Set task A ▸
Answer each question from the Net Slave rant below, one line per answer:
(i) At what age, and where, did the writer first see the web?
(ii) In what year did the Net Slave site shut down?
(iii) What weekly working hours did the writer say they no longer wanted?

- - - - -

Random Rants
There used to be a site called Net Slave that talked about those of us who worked in the tech world, and in 2001 they wanted to shut it down. I wrote to this to ask them not to. Eventually in 2002 it did. It made me sad. But I am going through my old hard drives to find all the photos and found this….
4/15/01
The Shit I have Been Through and Why this Site Can’t Shut Down: A Real-Life Netslave’s Response.
Listen, I love the web, I loved it from the moment I saw it in a museum exhibition when I was 15 in the year 1989. I loved it again in 1994, when I got my first email, and spent hours of my life in the computer lab. I loved it through my 107714.151@xxxx.com account to when I graduated from university and I joined a start up.
I use it to communicate with my friends and my family who live far away, I use it to read articles I can’t get anywhere else, and I use it to have access to new music. I use it to live my life. And now that I am 27, I use it for something more.
I use it to make a living.
Everything I own, everything I buy, and I mean everything: my travels, my food, my rent and presents for loved ones, is paid for by the salary I made by being a web-worker.
It’s not been an all-pleasant journey. I watched one of my “special” things become a commercialized nightmare of egomaniacs, get-rich-quick junkies. I have been lied about, yelled at, unable to see my grandfather before he died, not allowed to go to a friend in need, escorted out of my office, forbidden to take all my personal belongings, had my self-respect, my confidence left in shreds on office floors by people so driven to the goal of IPO or failing to keep it together when the company is on the brink of collapse that they forgot I was a human being.
I left my second start up in the boom. No one understood when I said I no longer wanted to work 80-hours weeks anymore. Nor when I said I was willing to leave my stock options in swap of a life. My best friend – who I met at our first dotcom – got angry at me when I tried to tell her we shouldn’t have to give up so much, that our bosses and co-workers weren’t our friends -they were exploiting us in the name of loyalty. To her it wasn’t a small slight. It lasted a year until the company closed its doors recently. Unlike me, she was there from the start to the end, I left mid-way.
People said I was stupid, temperamental, lazy and in many ways I thought I was too.

- - - - -

Set task B ▸ Count the lines of the records below that contain the string "series", matching case exactly. Reply with the number only.

Provided records ▸

- - - - -

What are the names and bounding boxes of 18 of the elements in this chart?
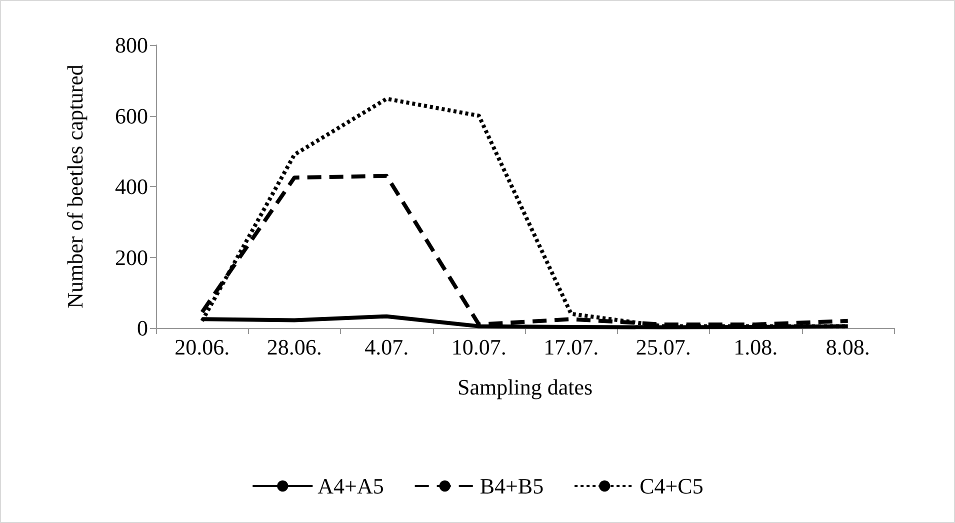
x-axis-title: Sampling dates — [457, 374, 593, 400]
y-tick-label: 600 — [115, 103, 148, 128]
legend-label: B4+B5 — [480, 474, 544, 498]
x-tick-label: 20.06. — [174, 334, 230, 360]
y-tick-label: 0 — [137, 316, 148, 340]
y-tick-label: 200 — [115, 244, 148, 270]
x-tick-label: 28.06. — [266, 334, 322, 360]
legend-label: A4+A5 — [318, 474, 384, 498]
y-tick-label: 800 — [115, 32, 148, 58]
legend-label: C4+C5 — [640, 474, 704, 498]
y-axis-title: Number of beetles captured — [62, 64, 88, 308]
x-tick-label: 17.07. — [544, 334, 599, 360]
x-tick-label: 25.07. — [636, 334, 691, 360]
x-tick-label: 4.07. — [364, 334, 409, 360]
y-tick-label: 400 — [115, 174, 148, 199]
x-tick-label: 8.08. — [826, 334, 870, 360]
x-tick-label: 10.07. — [451, 334, 506, 360]
x-tick-label: 1.08. — [734, 334, 778, 360]
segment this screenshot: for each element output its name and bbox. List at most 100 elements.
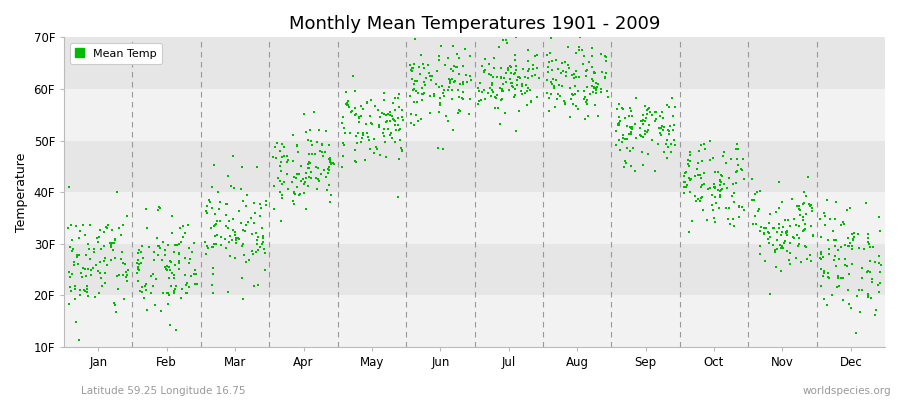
Point <box>679 178 693 185</box>
Point <box>581 112 596 119</box>
Point <box>395 148 410 154</box>
Point <box>189 270 203 277</box>
Point <box>266 206 281 212</box>
Point <box>151 207 166 213</box>
Point <box>97 270 112 276</box>
Point <box>288 191 302 198</box>
Point <box>352 119 366 126</box>
Point <box>309 164 323 170</box>
Point <box>552 82 566 88</box>
Point <box>477 68 491 74</box>
Point <box>645 137 660 144</box>
Point <box>776 245 790 252</box>
Point <box>83 221 97 228</box>
Point <box>499 70 513 76</box>
Point <box>382 112 397 118</box>
Point <box>104 242 118 248</box>
Bar <box>64 244 885 295</box>
Point <box>178 290 193 296</box>
Point <box>508 86 523 92</box>
Point <box>562 65 576 72</box>
Point <box>841 207 855 213</box>
Point <box>321 166 336 172</box>
Point <box>395 116 410 123</box>
Point <box>93 270 107 276</box>
Point <box>682 189 697 195</box>
Point <box>372 124 386 131</box>
Point <box>789 255 804 262</box>
Point <box>167 242 182 248</box>
Point <box>872 253 886 260</box>
Point <box>266 183 281 189</box>
Point <box>425 72 439 79</box>
Point <box>814 266 828 273</box>
Point <box>860 239 875 245</box>
Point <box>490 74 504 80</box>
Point <box>797 243 812 250</box>
Point <box>159 290 174 296</box>
Point <box>222 252 237 259</box>
Point <box>791 240 806 247</box>
Point <box>174 295 188 301</box>
Point <box>747 197 761 204</box>
Point <box>459 72 473 79</box>
Point <box>820 302 834 308</box>
Point <box>707 184 722 190</box>
Point <box>446 63 461 69</box>
Point <box>276 179 291 185</box>
Legend: Mean Temp: Mean Temp <box>69 43 162 64</box>
Point <box>681 156 696 163</box>
Point <box>645 112 660 118</box>
Point <box>427 91 441 98</box>
Point <box>172 266 186 272</box>
Point <box>569 50 583 56</box>
Point <box>76 221 91 228</box>
Point <box>446 79 461 85</box>
Point <box>301 137 315 143</box>
Point <box>540 77 554 84</box>
Point <box>392 103 407 110</box>
Point <box>190 280 204 287</box>
Point <box>406 86 420 93</box>
Point <box>134 248 148 255</box>
Point <box>708 184 723 190</box>
Point <box>766 225 780 232</box>
Point <box>250 237 265 243</box>
Point <box>725 216 740 222</box>
Point <box>364 120 379 126</box>
Point <box>206 223 220 230</box>
Point <box>526 61 541 68</box>
Point <box>872 214 886 220</box>
Point <box>806 232 820 238</box>
Point <box>626 145 641 151</box>
Point <box>213 218 228 224</box>
Point <box>787 235 801 242</box>
Point <box>323 161 338 167</box>
Bar <box>64 295 885 347</box>
Point <box>698 170 712 176</box>
Point <box>629 134 643 141</box>
Point <box>388 106 402 113</box>
Point <box>827 256 842 263</box>
Point <box>831 274 845 281</box>
Point <box>585 53 599 59</box>
Point <box>545 67 560 73</box>
Point <box>377 97 392 103</box>
Point <box>482 90 496 96</box>
Point <box>845 261 859 268</box>
Point <box>184 249 199 256</box>
Point <box>226 184 240 191</box>
Point <box>589 80 603 86</box>
Point <box>860 292 875 298</box>
Point <box>352 115 366 121</box>
Point <box>798 193 813 200</box>
Point <box>542 95 556 101</box>
Point <box>373 114 387 120</box>
Point <box>83 256 97 263</box>
Point <box>620 144 634 151</box>
Point <box>321 164 336 170</box>
Point <box>370 146 384 152</box>
Point <box>757 225 771 231</box>
Point <box>309 151 323 157</box>
Point <box>280 159 294 166</box>
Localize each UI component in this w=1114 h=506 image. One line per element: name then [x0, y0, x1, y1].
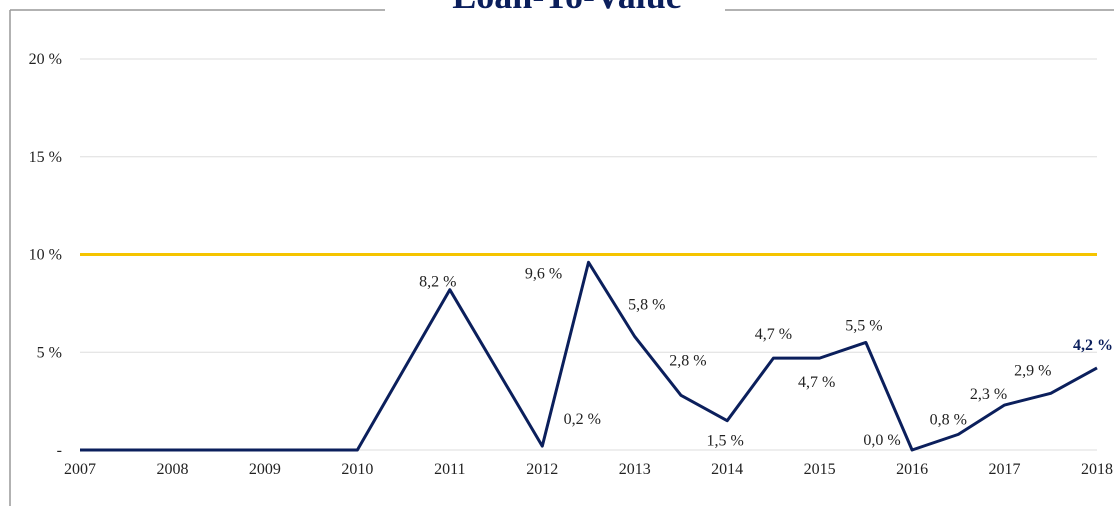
x-tick-label: 2009	[249, 461, 281, 478]
data-label: 8,2 %	[419, 274, 456, 291]
data-label: 9,6 %	[525, 265, 562, 282]
y-tick-label: -	[57, 442, 62, 459]
x-tick-label: 2013	[619, 461, 651, 478]
data-label: 1,5 %	[707, 433, 744, 450]
data-label: 4,7 %	[755, 326, 792, 343]
x-tick-label: 2010	[341, 461, 373, 478]
data-label: 0,8 %	[930, 411, 967, 428]
line	[80, 260, 1098, 452]
x-tick-label: 2017	[989, 461, 1021, 478]
y-tick-label: 5 %	[37, 344, 62, 361]
x-tick-label: 2007	[64, 461, 96, 478]
x-tick-label: 2016	[896, 461, 928, 478]
data-label: 0,2 %	[564, 411, 601, 428]
data-label: 4,2 %	[1073, 337, 1113, 354]
x-tick-label: 2018	[1081, 461, 1113, 478]
y-tick-label: 15 %	[29, 149, 62, 166]
data-label: 2,9 %	[1014, 362, 1051, 379]
y-tick-label: 10 %	[29, 247, 62, 264]
x-tick-label: 2015	[804, 461, 836, 478]
x-tick-label: 2014	[711, 461, 743, 478]
data-label: 2,8 %	[669, 352, 706, 369]
x-tick-label: 2008	[156, 461, 188, 478]
data-label: 5,5 %	[845, 317, 882, 334]
chart-title: Loan-To-Value	[452, 0, 681, 16]
x-tick-label: 2011	[434, 461, 465, 478]
data-label: 5,8 %	[628, 297, 665, 314]
data-label: 4,7 %	[798, 374, 835, 391]
data-label: 2,3 %	[970, 386, 1007, 403]
x-tick-label: 2012	[526, 461, 558, 478]
data-label: 0,0 %	[863, 432, 900, 449]
y-tick-label: 20 %	[29, 51, 62, 68]
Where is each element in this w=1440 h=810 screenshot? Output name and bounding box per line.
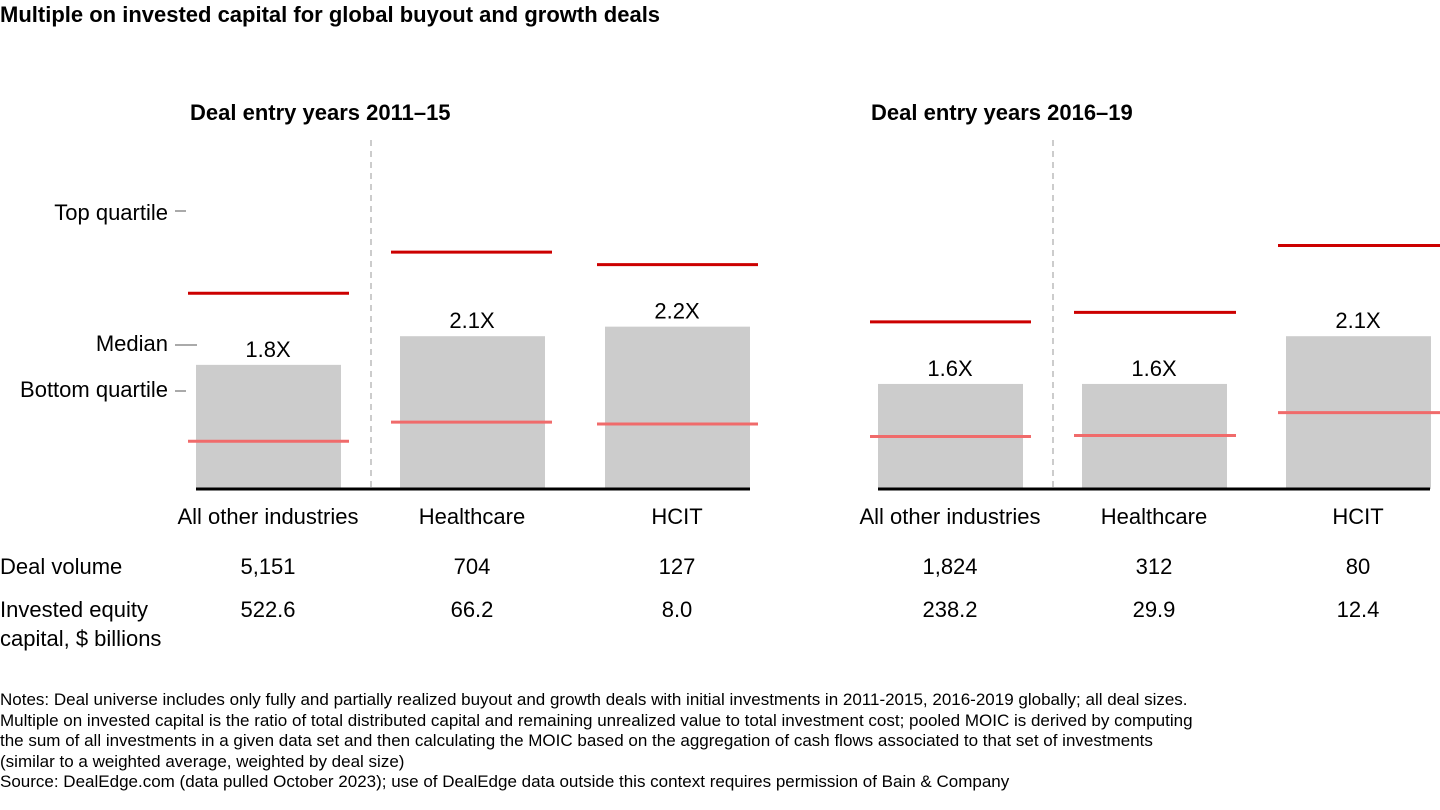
bar-value-label: 1.6X	[1131, 356, 1177, 381]
moic-chart: Top quartile Median Bottom quartile Deal…	[0, 100, 1440, 651]
category-label: HCIT	[1332, 504, 1383, 529]
deal-volume-value: 704	[454, 554, 491, 579]
category-label: HCIT	[651, 504, 702, 529]
legend-bottom-quartile: Bottom quartile	[20, 377, 168, 402]
bar-value-label: 1.6X	[927, 356, 973, 381]
bar-value-label: 1.8X	[245, 337, 291, 362]
category-label: Healthcare	[419, 504, 525, 529]
deal-volume-value: 5,151	[240, 554, 295, 579]
category-label: All other industries	[860, 504, 1041, 529]
invested-equity-value: 8.0	[662, 597, 693, 622]
note-line: Multiple on invested capital is the rati…	[0, 710, 1193, 730]
bar-value-label: 2.2X	[654, 299, 700, 324]
category-label: All other industries	[178, 504, 359, 529]
invested-equity-value: 12.4	[1337, 597, 1380, 622]
median-bar	[400, 336, 545, 489]
legend-top-quartile: Top quartile	[54, 200, 168, 225]
deal-volume-value: 127	[659, 554, 696, 579]
note-line: the sum of all investments in a given da…	[0, 731, 1153, 750]
invested-equity-value: 66.2	[451, 597, 494, 622]
median-bar	[196, 364, 341, 489]
deal-volume-value: 1,824	[922, 554, 977, 579]
panels-group: Deal entry years 2011–15 1.8X All other in…	[178, 100, 1440, 622]
note-line: Source: DealEdge.com (data pulled Octobe…	[0, 772, 1010, 791]
invested-equity-value: 29.9	[1133, 597, 1176, 622]
panel-title: Deal entry years 2011–15	[190, 100, 451, 125]
deal-volume-value: 312	[1136, 554, 1173, 579]
row-label-equity-2: capital, $ billions	[0, 626, 161, 651]
median-bar	[605, 326, 750, 489]
invested-equity-value: 238.2	[922, 597, 977, 622]
category-label: Healthcare	[1101, 504, 1207, 529]
deal-volume-value: 80	[1346, 554, 1370, 579]
panel-title: Deal entry years 2016–19	[871, 100, 1133, 125]
notes-block: Notes: Deal universe includes only fully…	[0, 690, 1430, 793]
row-label-equity-1: Invested equity	[0, 597, 148, 622]
bar-value-label: 2.1X	[1335, 308, 1381, 333]
row-label-deal-volume: Deal volume	[0, 554, 122, 579]
note-line: Notes: Deal universe includes only fully…	[0, 690, 1188, 709]
bar-value-label: 2.1X	[449, 308, 495, 333]
note-line: (similar to a weighted average, weighted…	[0, 751, 405, 771]
invested-equity-value: 522.6	[240, 597, 295, 622]
legend-median: Median	[96, 331, 168, 356]
chart-title: Multiple on invested capital for global …	[0, 2, 661, 27]
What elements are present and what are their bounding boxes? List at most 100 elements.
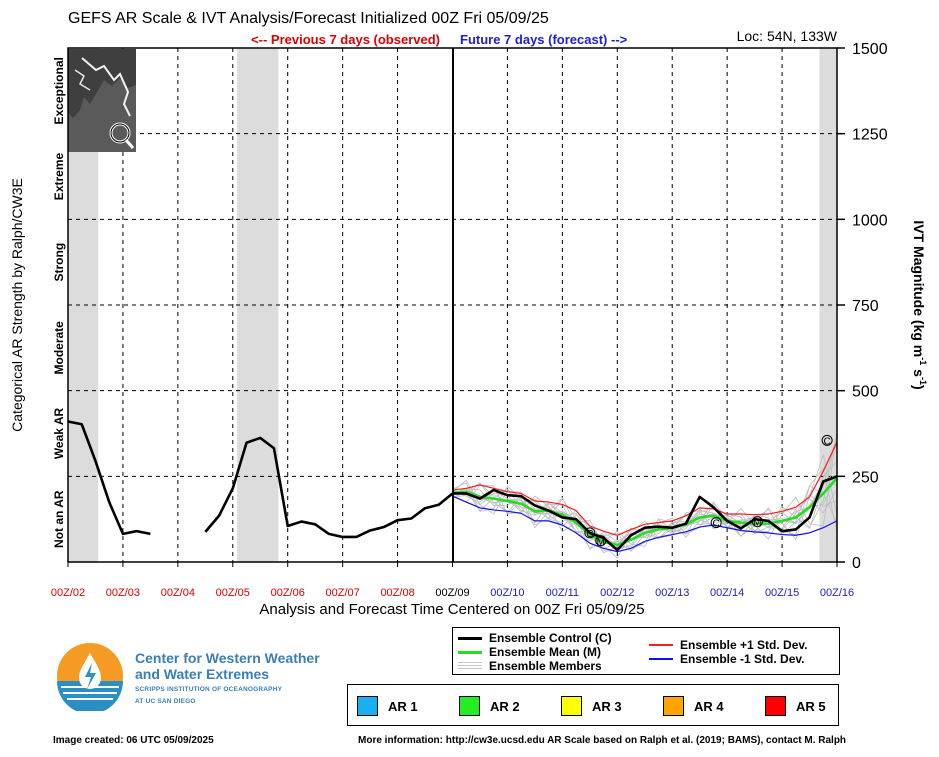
marker-label: C xyxy=(713,519,720,530)
image-created-footer: Image created: 06 UTC 05/09/2025 xyxy=(53,735,214,746)
series-line-ensemble-1-std-dev xyxy=(452,441,838,536)
ar-1-label: AR 1 xyxy=(388,698,418,714)
marker-circle xyxy=(821,434,833,446)
logo-title-line2: and Water Extremes xyxy=(135,666,270,682)
legend-plus-std-row: Ensemble +1 Std. Dev. xyxy=(649,638,808,652)
series-line-ensemble-control-c xyxy=(452,475,838,552)
x-tick-label: 00Z/05 xyxy=(216,587,250,599)
x-tick-label: 00Z/09 xyxy=(435,587,469,599)
series-line-observed xyxy=(204,436,454,539)
ar-5-label: AR 5 xyxy=(796,698,826,714)
category-label: Extreme xyxy=(52,153,66,201)
ar-scale-legend: AR 1 AR 2 AR 3 AR 4 AR 5 xyxy=(347,684,839,726)
map-coastline xyxy=(81,57,131,117)
legend-plus-std-label: Ensemble +1 Std. Dev. xyxy=(680,638,808,652)
ensemble-member-line xyxy=(452,467,838,551)
x-tick-label: 00Z/10 xyxy=(490,587,524,599)
series-line-ensemble-1-std-dev xyxy=(452,495,838,553)
series-line-observed xyxy=(67,420,151,536)
legend-mean-swatch xyxy=(458,650,482,654)
ar-4-label: AR 4 xyxy=(694,698,724,714)
x-tick-label: 00Z/15 xyxy=(765,587,799,599)
right-axis-title-end: ) xyxy=(911,385,927,390)
location-label: Loc: 54N, 133W xyxy=(737,28,838,44)
category-label: Moderate xyxy=(52,321,66,375)
logo-bolt xyxy=(85,663,96,689)
ar-2-label: AR 2 xyxy=(490,698,520,714)
marker-label: C xyxy=(823,436,830,447)
x-tick-label: 00Z/03 xyxy=(106,587,140,599)
logo-water xyxy=(57,681,123,711)
ar-period-band-2 xyxy=(237,48,279,562)
x-tick-label: 00Z/14 xyxy=(710,587,744,599)
ensemble-member-line xyxy=(452,478,838,545)
category-label: Strong xyxy=(52,243,66,282)
marker-label: C xyxy=(586,529,593,540)
marker-circle xyxy=(584,527,596,539)
series-layer xyxy=(67,420,838,553)
ar-scale-item-1: AR 1 xyxy=(357,696,418,716)
legend-control-swatch xyxy=(458,636,482,640)
ar-3-swatch xyxy=(561,696,582,716)
right-axis-title-mid: s xyxy=(911,365,927,377)
x-axis: 00Z/02 00Z/03 00Z/04 00Z/05 00Z/06 00Z/07 00Z/… xyxy=(51,562,854,599)
legend-plus-std-swatch xyxy=(649,644,673,646)
right-axis-title-main: IVT Magnitude (kg m xyxy=(911,220,927,357)
category-label: Not an AR xyxy=(52,490,66,548)
y-tick-label: 1250 xyxy=(852,127,888,144)
x-tick-label: 00Z/11 xyxy=(546,587,579,599)
right-axis-title-sup2: -1 xyxy=(918,377,928,385)
more-information-footer: More information: http://cw3e.ucsd.edu A… xyxy=(358,735,847,746)
right-axis-title: IVT Magnitude (kg m-1 s-1) xyxy=(911,220,928,389)
map-islands xyxy=(74,69,91,91)
legend-members-swatch xyxy=(458,661,482,671)
ar-scale-item-2: AR 2 xyxy=(459,696,520,716)
legend-minus-std-row: Ensemble -1 Std. Dev. xyxy=(649,652,804,666)
x-tick-label: 00Z/13 xyxy=(655,587,689,599)
logo-sub-line1: SCRIPPS INSTITUTION OF OCEANOGRAPHY xyxy=(135,686,283,693)
legend-control-label: Ensemble Control (C) xyxy=(489,631,612,645)
category-label: Weak AR xyxy=(52,407,66,459)
legend-members-row: Ensemble Members xyxy=(458,659,602,673)
legend-members-label: Ensemble Members xyxy=(489,659,602,673)
map-location-pin xyxy=(124,139,135,149)
ensemble-member-line xyxy=(452,460,838,550)
marker-circle xyxy=(595,535,607,547)
map-location-ring-outline xyxy=(110,123,130,143)
legend-control-row: Ensemble Control (C) xyxy=(458,631,612,645)
x-axis-title: Analysis and Forecast Time Centered on 0… xyxy=(259,601,644,618)
ensemble-member-line xyxy=(452,435,838,554)
ar-1-swatch xyxy=(357,696,378,716)
cw3e-logo-text: Center for Western Weather and Water Ext… xyxy=(135,650,320,706)
y-tick-label: 750 xyxy=(852,298,879,315)
marker-circle xyxy=(710,517,722,529)
legend-mean-label: Ensemble Mean (M) xyxy=(489,645,602,659)
category-labels: Not an AR Weak AR Moderate Strong Extreme Exc… xyxy=(52,57,66,548)
map-land xyxy=(68,49,136,118)
previous-days-label: <-- Previous 7 days (observed) xyxy=(251,32,440,47)
marker-label: M xyxy=(597,537,605,548)
y-tick-label: 1500 xyxy=(852,41,888,58)
y-tick-label: 500 xyxy=(852,384,879,401)
marker-label: M xyxy=(753,518,761,529)
location-map-inset xyxy=(68,49,136,152)
ar-2-swatch xyxy=(459,696,480,716)
ar-scale-item-3: AR 3 xyxy=(561,696,622,716)
x-tick-label: 00Z/12 xyxy=(600,587,634,599)
ar-scale-item-4: AR 4 xyxy=(663,696,724,716)
chart-title: GEFS AR Scale & IVT Analysis/Forecast In… xyxy=(68,10,549,27)
future-days-label: Future 7 days (forecast) --> xyxy=(460,32,628,47)
ensemble-legend: Ensemble Control (C) Ensemble Mean (M) E… xyxy=(452,627,840,675)
right-axis-title-sup1: -1 xyxy=(918,357,928,365)
logo-sub-line2: AT UC SAN DIEGO xyxy=(135,698,196,705)
x-tick-label: 00Z/02 xyxy=(51,587,85,599)
y-tick-label: 0 xyxy=(852,555,861,572)
x-tick-label: 00Z/07 xyxy=(326,587,360,599)
marker-m: M xyxy=(595,535,607,548)
marker-c: C xyxy=(710,517,722,530)
y-tick-label: 250 xyxy=(852,469,879,486)
x-tick-label: 00Z/04 xyxy=(161,587,195,599)
marker-c: C xyxy=(584,527,596,540)
x-tick-label: 00Z/16 xyxy=(820,587,854,599)
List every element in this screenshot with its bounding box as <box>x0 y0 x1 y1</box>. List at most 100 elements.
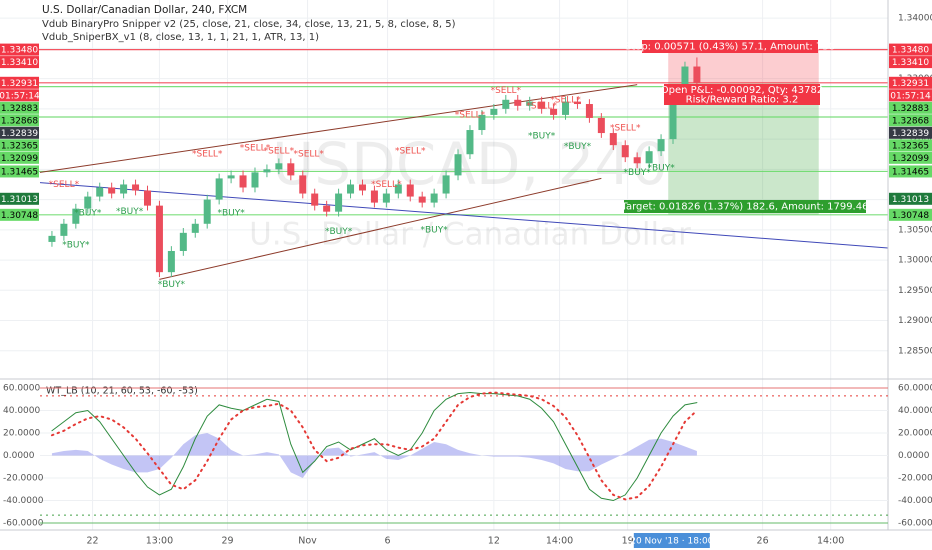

- - - - -

Worked solution A ▸
(i) At 15, in a museum exhibition
(ii) 2002
(iii) 80-hour weeks

Worked solution B ▸ 6